- **Stated task**: Write out the material exactly, without any of its pictures.

- **Data listing**:
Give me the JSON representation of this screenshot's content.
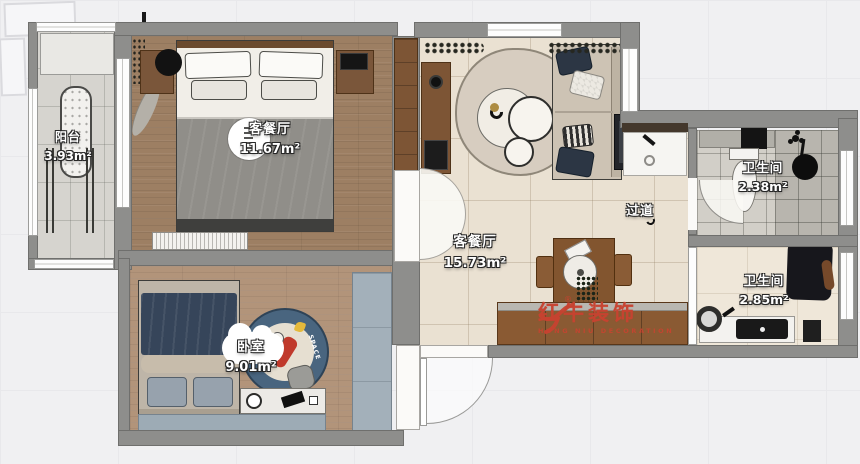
{
  "plan": {
    "balcony": {
      "name": "阳台",
      "area": "3.93m²"
    },
    "bedroom_main": {
      "name": "客餐厅",
      "area": "11.67m²"
    },
    "living_dining": {
      "name": "客餐厅",
      "area": "15.73m²"
    },
    "hallway": {
      "name": "过道"
    },
    "bathroom_top": {
      "name": "卫生间",
      "area": "2.38m²"
    },
    "bathroom_bottom": {
      "name": "卫生间",
      "area": "2.85m²"
    },
    "bedroom_second": {
      "name": "卧室",
      "area": "9.01m²"
    }
  },
  "watermark": {
    "name": "红牛装饰",
    "subtitle": "HONG NIU DECORATION",
    "registered": "®",
    "brand_color": "#c74230"
  },
  "decor": {
    "rug_text": "SPACE"
  }
}
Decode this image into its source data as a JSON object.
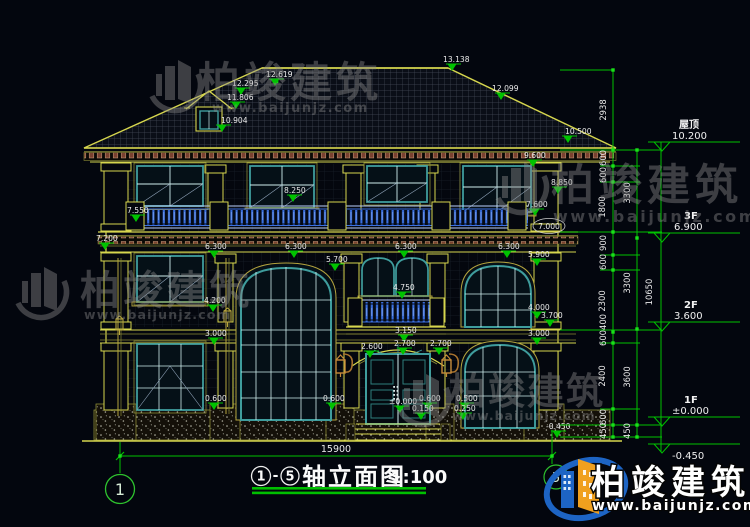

- **Solution to the exercise**:
Give me the JSON representation of this screenshot's content.
{
  "plan": {
    "balcony": {
      "name": "阳台",
      "area": "3.93m²"
    },
    "bedroom_main": {
      "name": "客餐厅",
      "area": "11.67m²"
    },
    "living_dining": {
      "name": "客餐厅",
      "area": "15.73m²"
    },
    "hallway": {
      "name": "过道"
    },
    "bathroom_top": {
      "name": "卫生间",
      "area": "2.38m²"
    },
    "bathroom_bottom": {
      "name": "卫生间",
      "area": "2.85m²"
    },
    "bedroom_second": {
      "name": "卧室",
      "area": "9.01m²"
    }
  },
  "watermark": {
    "name": "红牛装饰",
    "subtitle": "HONG NIU DECORATION",
    "registered": "®",
    "brand_color": "#c74230"
  },
  "decor": {
    "rug_text": "SPACE"
  }
}
Decode this image into its source data as a JSON object.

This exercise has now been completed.